## Given instruction 1:
Answer these from the passage on handling pressure below, one line each:
(a) Which two groups of people are named as also needing to perform in high-pressure situations?
(b) What is the first high-stakes situation in the passage's list?
(c) What one thing does the passage say determines whether you will meet your desired objectives?
## Given instruction 2:
Can you sum up the passage on handling pressure below in two sentences?
## Given instruction 3:
Pick up the passage on handling pressure below after its last sentence and keep writing.

## Source passage:
==*==

The actors who perform onstage or the athletes who participate in competitive sports also need to perform in high-pressure situations. How are they able to deal with the pressure of performing in front of thousands of people who might judge them?

Think about your own work for a while - how do you deal with the pressure of tough feedback? Do you become defensive when criticized, or do you stay open to the information by not taking the feedback personally? Do you shut down and shut people out when work gets a little bit overwhelming? Do you tend to overthink feeling paralyzed by the pressure? Do you procrastinate? Do you yell, scream?

A job interview, giving a presentation to the CEO, speaking in front of a large audience, communicating bad news, participating in a negotiation, meeting a deadline, and making high-risk decisions. Aren’t these opportunities where you need to be at your best even though the stakes are high, or do you feel vulnerable?

How can you bring your best to every situation when you are dealing with the pressure of high expectations? When you can’t really screw up. When it seems like a matter of life and death, though that’s hardly the case. When you really care about the outcome. When you are doing something that matters to you. When you truly want to make a difference. In such situations, there’s only one thing that determines whether you will be successful in meeting your desired objectives - your ability to handle pressure.

==*==

## Extracted entries:

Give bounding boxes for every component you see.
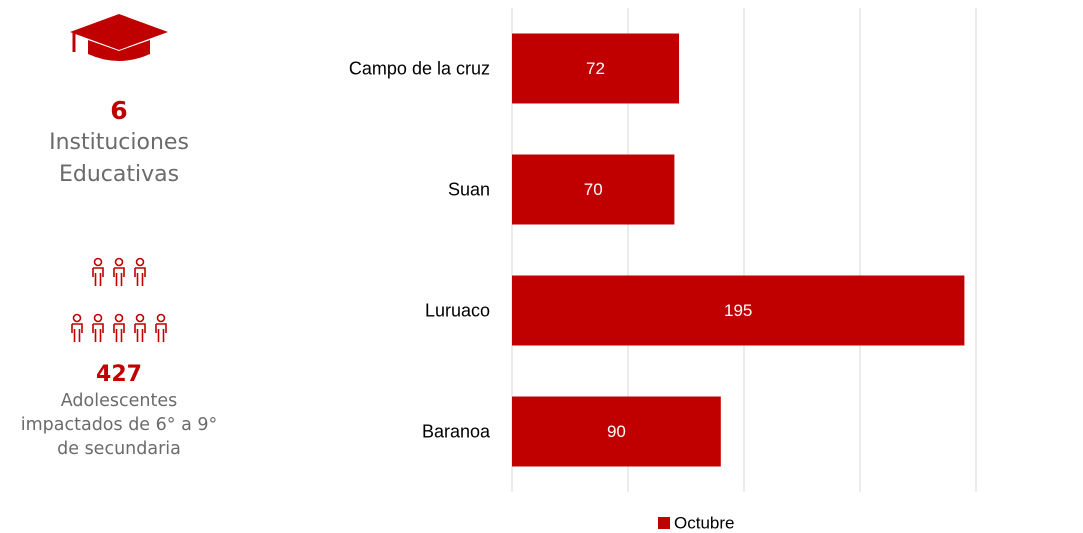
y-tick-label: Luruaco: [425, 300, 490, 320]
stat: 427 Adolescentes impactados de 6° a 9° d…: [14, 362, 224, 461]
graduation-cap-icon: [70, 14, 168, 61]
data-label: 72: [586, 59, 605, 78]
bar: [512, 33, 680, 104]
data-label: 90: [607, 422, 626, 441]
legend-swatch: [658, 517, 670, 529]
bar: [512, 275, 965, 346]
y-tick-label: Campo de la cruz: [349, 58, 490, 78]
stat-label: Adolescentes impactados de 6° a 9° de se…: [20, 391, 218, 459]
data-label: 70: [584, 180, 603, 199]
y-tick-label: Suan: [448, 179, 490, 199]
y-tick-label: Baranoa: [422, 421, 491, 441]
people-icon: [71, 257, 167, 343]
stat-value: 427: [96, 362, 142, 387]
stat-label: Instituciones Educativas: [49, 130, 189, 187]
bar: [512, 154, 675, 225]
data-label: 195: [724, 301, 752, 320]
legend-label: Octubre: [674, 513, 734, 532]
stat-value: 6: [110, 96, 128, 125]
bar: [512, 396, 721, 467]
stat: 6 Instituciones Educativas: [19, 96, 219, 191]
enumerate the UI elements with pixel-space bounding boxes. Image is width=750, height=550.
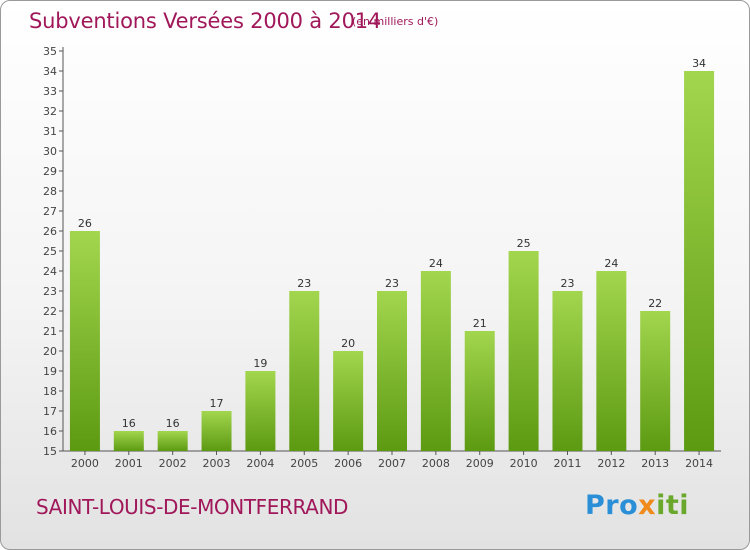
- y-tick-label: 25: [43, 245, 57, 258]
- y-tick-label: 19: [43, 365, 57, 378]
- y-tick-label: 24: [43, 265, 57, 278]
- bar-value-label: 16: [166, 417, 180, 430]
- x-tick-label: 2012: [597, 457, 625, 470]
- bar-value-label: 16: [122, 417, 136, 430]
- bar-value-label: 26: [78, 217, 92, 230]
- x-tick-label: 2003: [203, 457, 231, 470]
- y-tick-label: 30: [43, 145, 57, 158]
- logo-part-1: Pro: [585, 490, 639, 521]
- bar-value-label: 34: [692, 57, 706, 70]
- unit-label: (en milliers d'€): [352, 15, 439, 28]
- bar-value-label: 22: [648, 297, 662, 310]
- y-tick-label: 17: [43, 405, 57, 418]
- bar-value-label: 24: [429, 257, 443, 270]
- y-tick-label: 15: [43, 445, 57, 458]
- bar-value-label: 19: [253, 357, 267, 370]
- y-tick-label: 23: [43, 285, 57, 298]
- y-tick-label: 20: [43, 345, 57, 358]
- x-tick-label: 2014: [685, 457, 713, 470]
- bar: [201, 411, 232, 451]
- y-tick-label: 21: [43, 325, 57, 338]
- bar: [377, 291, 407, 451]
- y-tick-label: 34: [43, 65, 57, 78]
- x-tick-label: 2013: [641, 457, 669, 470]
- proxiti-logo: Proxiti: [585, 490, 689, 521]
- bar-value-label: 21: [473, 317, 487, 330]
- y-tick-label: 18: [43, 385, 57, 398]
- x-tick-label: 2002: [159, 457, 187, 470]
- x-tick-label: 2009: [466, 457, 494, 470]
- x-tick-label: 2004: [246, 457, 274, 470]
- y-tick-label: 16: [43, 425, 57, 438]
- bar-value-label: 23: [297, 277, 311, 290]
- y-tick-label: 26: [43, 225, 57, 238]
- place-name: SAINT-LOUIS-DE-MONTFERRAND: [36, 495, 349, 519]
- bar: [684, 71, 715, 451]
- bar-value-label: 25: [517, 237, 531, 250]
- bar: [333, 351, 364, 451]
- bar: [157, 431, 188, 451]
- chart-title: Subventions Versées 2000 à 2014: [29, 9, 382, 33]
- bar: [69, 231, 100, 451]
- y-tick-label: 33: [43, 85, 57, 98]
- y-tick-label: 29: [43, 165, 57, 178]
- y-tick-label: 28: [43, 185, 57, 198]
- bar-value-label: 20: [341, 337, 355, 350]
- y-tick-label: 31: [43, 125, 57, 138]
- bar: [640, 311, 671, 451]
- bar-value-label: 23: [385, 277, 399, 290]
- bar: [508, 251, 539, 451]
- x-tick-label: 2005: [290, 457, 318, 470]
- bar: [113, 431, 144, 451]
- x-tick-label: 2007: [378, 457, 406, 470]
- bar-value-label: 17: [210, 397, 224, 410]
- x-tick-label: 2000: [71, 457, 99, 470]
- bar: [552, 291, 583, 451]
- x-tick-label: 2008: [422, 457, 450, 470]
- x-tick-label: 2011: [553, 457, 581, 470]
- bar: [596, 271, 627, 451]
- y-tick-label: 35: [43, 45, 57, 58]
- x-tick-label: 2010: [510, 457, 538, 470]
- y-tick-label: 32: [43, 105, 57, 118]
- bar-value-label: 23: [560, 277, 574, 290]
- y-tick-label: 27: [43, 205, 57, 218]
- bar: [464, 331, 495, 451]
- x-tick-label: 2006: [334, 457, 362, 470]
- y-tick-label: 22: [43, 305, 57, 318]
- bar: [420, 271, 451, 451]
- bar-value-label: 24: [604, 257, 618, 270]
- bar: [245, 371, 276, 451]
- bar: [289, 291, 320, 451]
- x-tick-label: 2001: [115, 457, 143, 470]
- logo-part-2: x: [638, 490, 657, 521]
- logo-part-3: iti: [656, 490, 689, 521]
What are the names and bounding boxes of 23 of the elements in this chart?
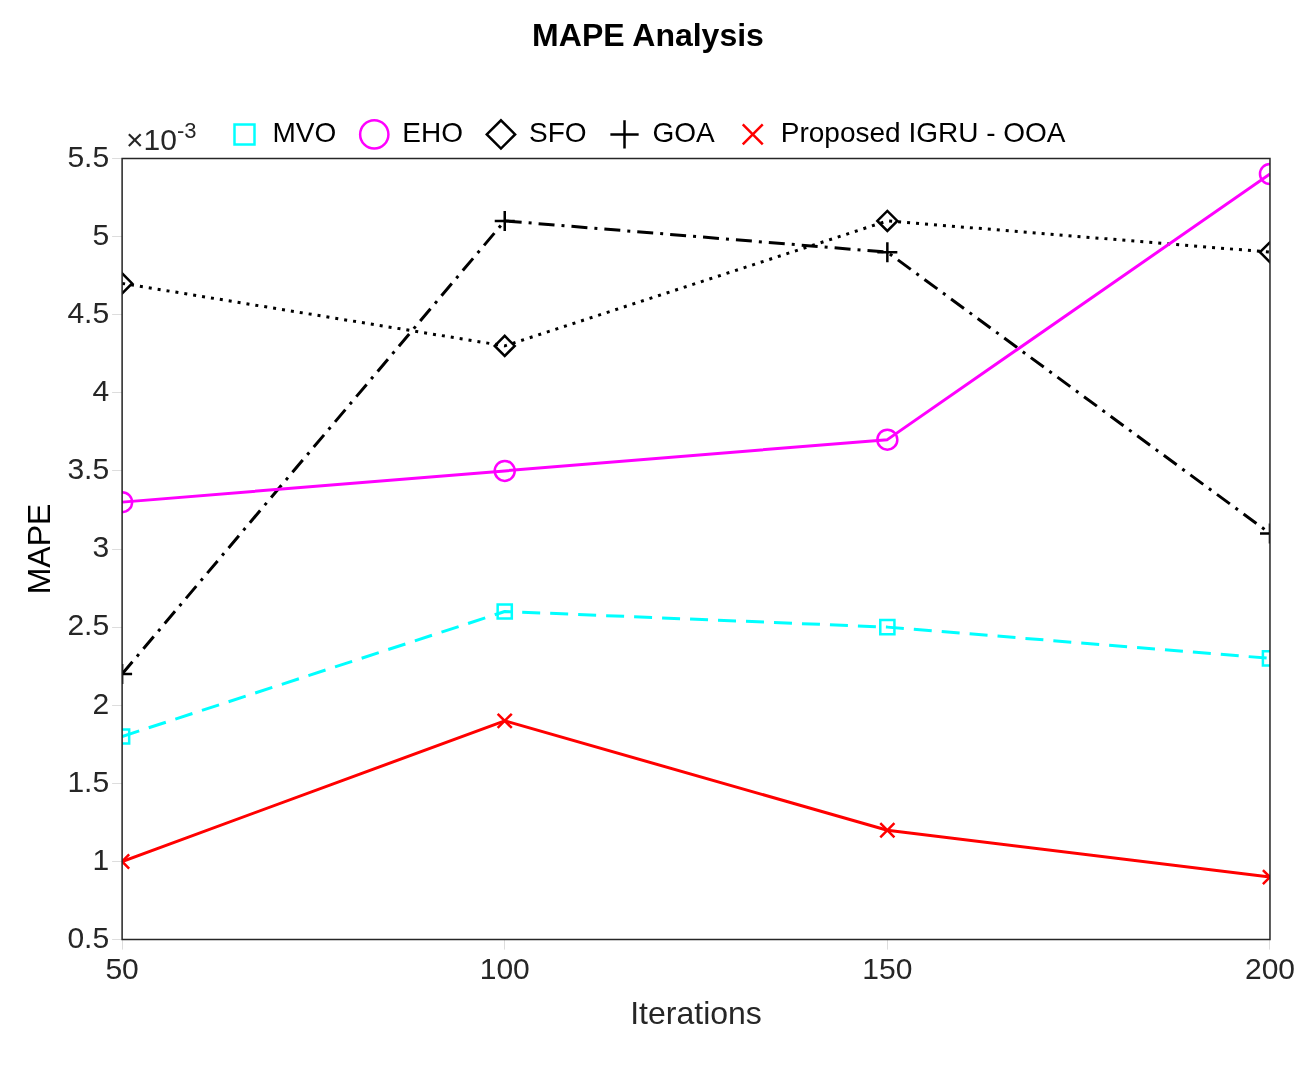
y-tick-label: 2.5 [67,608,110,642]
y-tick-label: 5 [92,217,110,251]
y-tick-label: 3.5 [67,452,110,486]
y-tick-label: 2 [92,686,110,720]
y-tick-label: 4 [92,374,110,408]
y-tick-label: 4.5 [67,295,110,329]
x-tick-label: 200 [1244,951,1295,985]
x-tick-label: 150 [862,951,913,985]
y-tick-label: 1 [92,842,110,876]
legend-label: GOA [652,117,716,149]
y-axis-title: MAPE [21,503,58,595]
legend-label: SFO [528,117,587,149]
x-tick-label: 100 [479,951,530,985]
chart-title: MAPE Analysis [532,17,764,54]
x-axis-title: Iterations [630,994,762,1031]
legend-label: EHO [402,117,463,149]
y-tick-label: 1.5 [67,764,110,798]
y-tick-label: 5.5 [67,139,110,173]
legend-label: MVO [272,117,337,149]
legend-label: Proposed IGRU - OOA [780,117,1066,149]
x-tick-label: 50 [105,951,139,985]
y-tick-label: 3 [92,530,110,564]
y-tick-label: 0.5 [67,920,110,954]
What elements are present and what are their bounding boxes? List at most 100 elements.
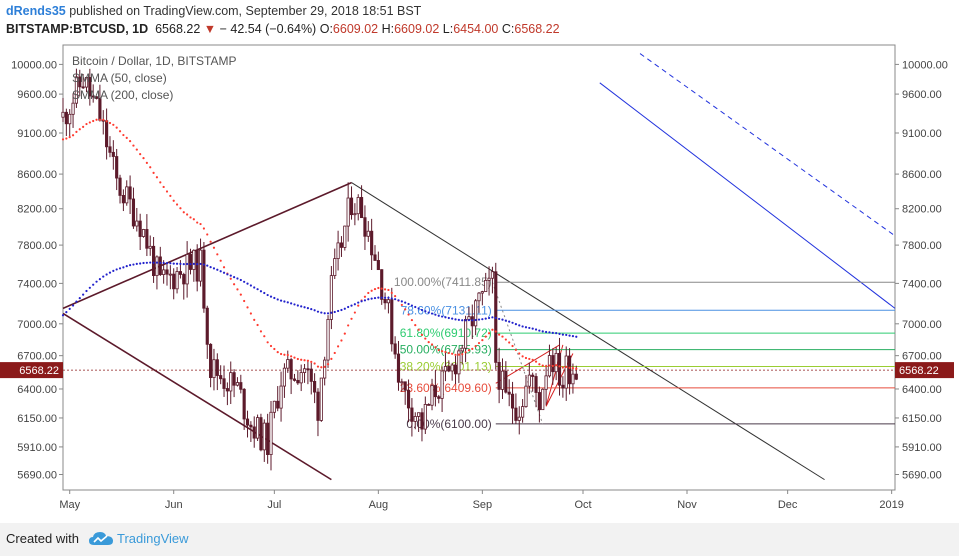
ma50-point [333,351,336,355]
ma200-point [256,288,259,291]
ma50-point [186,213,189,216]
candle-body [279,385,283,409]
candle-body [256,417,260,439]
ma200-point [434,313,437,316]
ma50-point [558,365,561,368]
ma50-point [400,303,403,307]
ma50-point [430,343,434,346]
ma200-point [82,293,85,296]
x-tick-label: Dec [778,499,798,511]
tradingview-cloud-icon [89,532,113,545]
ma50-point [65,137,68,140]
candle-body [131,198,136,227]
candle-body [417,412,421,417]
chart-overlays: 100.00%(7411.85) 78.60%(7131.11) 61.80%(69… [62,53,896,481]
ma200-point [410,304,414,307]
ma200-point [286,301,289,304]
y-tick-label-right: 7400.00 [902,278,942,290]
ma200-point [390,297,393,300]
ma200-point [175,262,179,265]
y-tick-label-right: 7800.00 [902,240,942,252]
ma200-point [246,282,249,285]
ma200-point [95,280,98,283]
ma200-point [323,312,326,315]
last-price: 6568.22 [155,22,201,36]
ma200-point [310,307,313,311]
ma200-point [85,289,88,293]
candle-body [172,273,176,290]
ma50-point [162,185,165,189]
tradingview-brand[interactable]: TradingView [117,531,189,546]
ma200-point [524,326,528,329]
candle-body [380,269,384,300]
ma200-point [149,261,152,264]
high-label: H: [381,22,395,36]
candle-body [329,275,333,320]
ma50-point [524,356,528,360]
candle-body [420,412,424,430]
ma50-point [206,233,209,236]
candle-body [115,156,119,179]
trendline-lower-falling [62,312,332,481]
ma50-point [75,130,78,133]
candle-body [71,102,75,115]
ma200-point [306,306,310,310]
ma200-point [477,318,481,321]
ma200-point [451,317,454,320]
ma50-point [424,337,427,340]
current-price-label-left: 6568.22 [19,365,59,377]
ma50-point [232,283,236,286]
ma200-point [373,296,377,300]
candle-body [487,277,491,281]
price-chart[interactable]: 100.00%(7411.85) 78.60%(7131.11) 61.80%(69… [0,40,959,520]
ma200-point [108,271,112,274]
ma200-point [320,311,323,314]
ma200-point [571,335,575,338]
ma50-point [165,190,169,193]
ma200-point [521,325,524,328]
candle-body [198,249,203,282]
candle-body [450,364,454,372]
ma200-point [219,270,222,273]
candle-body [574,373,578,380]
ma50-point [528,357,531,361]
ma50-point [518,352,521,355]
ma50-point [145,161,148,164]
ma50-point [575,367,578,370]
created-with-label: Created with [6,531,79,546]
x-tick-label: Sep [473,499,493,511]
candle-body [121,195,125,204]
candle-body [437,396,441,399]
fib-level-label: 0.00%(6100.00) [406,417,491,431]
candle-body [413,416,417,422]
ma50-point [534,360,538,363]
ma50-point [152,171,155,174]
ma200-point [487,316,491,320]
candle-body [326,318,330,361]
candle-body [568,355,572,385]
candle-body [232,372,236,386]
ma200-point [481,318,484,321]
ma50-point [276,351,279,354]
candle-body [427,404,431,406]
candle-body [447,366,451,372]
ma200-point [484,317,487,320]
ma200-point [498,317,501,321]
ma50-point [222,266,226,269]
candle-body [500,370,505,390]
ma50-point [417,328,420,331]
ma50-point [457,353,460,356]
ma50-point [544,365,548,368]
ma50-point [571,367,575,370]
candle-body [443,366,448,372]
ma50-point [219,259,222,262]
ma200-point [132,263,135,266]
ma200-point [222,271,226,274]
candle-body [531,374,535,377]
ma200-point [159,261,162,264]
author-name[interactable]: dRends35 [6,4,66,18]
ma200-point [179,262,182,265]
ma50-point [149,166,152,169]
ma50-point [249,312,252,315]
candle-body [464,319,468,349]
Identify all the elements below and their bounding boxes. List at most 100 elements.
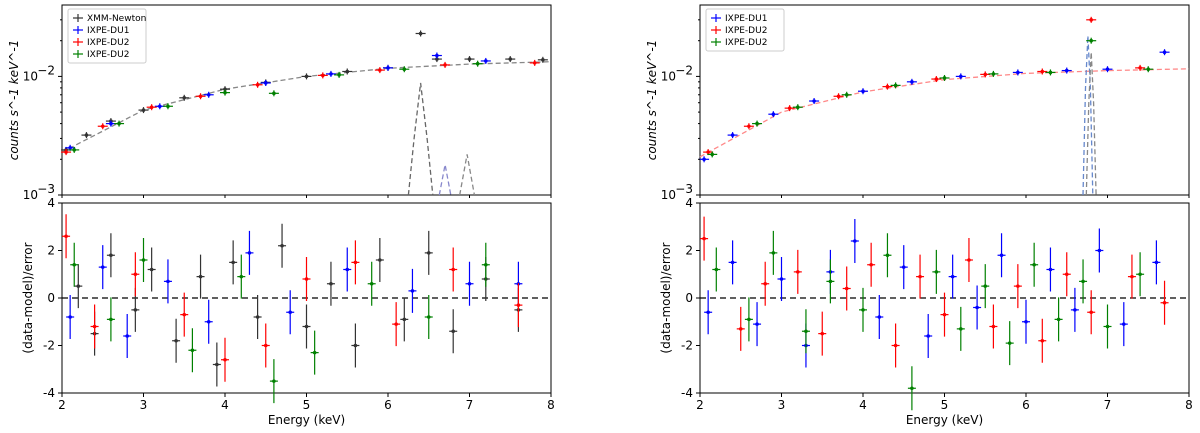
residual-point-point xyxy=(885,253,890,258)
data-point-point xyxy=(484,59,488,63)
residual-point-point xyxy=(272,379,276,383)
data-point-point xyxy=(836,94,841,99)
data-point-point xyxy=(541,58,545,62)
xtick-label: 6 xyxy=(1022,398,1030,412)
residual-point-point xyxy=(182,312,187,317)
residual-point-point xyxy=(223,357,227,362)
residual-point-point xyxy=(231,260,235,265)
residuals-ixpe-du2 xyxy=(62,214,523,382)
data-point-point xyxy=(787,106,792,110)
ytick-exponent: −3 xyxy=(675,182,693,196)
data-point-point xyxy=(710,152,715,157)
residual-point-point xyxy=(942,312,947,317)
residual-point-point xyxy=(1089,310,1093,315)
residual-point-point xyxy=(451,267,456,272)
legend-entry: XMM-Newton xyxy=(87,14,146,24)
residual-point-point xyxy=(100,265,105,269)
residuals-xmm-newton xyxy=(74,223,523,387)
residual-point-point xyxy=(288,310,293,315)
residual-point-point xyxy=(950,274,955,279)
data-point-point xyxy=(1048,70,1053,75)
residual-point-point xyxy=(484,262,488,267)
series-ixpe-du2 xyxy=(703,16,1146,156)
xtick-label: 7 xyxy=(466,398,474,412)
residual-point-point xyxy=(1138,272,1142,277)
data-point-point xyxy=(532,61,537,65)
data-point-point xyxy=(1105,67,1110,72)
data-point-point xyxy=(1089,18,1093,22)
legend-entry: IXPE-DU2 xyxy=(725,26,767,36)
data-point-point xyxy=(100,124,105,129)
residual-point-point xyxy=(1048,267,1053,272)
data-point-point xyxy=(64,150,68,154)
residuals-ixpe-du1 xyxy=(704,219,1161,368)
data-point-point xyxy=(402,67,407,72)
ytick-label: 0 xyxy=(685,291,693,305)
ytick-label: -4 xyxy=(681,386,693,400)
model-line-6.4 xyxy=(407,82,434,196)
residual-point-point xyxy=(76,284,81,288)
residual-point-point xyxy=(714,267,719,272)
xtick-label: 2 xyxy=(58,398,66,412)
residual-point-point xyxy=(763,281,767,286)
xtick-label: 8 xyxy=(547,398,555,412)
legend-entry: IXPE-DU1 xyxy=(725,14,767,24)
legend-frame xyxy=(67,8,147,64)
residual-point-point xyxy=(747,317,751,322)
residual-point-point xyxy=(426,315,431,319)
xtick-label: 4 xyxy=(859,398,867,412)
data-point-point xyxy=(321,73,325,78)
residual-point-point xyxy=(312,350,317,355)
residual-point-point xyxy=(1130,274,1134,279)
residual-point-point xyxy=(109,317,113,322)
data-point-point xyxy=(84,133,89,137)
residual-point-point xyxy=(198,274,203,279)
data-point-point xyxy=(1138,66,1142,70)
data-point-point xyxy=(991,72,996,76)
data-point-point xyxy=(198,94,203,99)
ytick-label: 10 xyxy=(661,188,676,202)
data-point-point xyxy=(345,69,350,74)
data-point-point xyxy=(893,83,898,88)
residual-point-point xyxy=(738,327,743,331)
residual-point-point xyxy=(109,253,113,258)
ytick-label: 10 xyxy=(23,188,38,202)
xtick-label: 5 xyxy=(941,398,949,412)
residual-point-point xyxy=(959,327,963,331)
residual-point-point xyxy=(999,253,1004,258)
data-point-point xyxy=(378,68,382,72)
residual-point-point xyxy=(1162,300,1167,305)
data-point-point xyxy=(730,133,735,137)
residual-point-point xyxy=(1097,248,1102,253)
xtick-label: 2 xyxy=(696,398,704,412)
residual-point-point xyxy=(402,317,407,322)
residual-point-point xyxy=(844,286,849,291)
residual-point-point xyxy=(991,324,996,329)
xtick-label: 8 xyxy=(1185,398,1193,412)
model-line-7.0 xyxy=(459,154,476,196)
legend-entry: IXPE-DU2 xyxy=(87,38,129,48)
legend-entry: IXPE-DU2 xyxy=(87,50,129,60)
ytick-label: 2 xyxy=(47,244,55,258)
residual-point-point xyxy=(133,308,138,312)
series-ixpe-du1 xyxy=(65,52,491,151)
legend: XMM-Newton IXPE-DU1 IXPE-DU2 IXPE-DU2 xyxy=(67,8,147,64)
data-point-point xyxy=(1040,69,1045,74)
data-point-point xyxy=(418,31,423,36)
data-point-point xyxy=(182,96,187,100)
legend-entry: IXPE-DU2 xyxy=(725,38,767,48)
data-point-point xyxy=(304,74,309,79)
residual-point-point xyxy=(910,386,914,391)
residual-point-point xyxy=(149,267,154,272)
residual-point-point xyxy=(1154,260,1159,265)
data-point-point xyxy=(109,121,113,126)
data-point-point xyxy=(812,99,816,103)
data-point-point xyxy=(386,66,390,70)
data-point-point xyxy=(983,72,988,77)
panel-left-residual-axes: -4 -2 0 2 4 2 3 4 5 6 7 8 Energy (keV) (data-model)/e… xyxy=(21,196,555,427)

==*==

## Answer 1:
(a) Actors who perform onstage and athletes who participate in competitive sports.
(b) A job interview.
(c) Your ability to handle pressure.

## Answer 2:
Like actors and athletes, people at work must perform in high-pressure situations such as job interviews, presentations to the CEO, negotiations, deadlines, and high-risk decisions, and the passage asks how each of us reacts to pressure and tough feedback. It holds that when you care about the outcome and want to make a difference, the only thing that determines whether you meet your desired objectives is your ability to handle pressure.

## Answer 3:
When we aim high, pressure and stress obligingly come along for the ride. Stuff is going to happen that catches us off guard, threatens or scares us. Surprises (unpleasant ones, mostly) are almost guaranteed. The risk of being overwhelmed is always there. Regardless of how much actual danger we’re in, stress puts us at the potential whim of our baser—fearful—instinctual reactions.” He adds “There is always a countermove, always an escape or a way through, so there is no reason to get worked up. No one said it would be easy and, of course, the stakes are high, but the path is there for those ready to take it - Ryan Holiday

In other words, pressure is inevitable. It’s not the situation, but rather how you react to it, which will make you either confident or anxious. Your reaction will determine whether you will thrive or barely survive under pressure. You may have all the expertise, skills, and knowledge to do well, but if you don’t know how to handle pressure situations well, if you lose control of your emotions, if you see the situation as a threat, pressure will make you do worse, and lead you to fail utterly.

Crumbling under pressure

Why do some people perform well under pressure while others simply crumble? Is it true that we do our best work when performing under pressure?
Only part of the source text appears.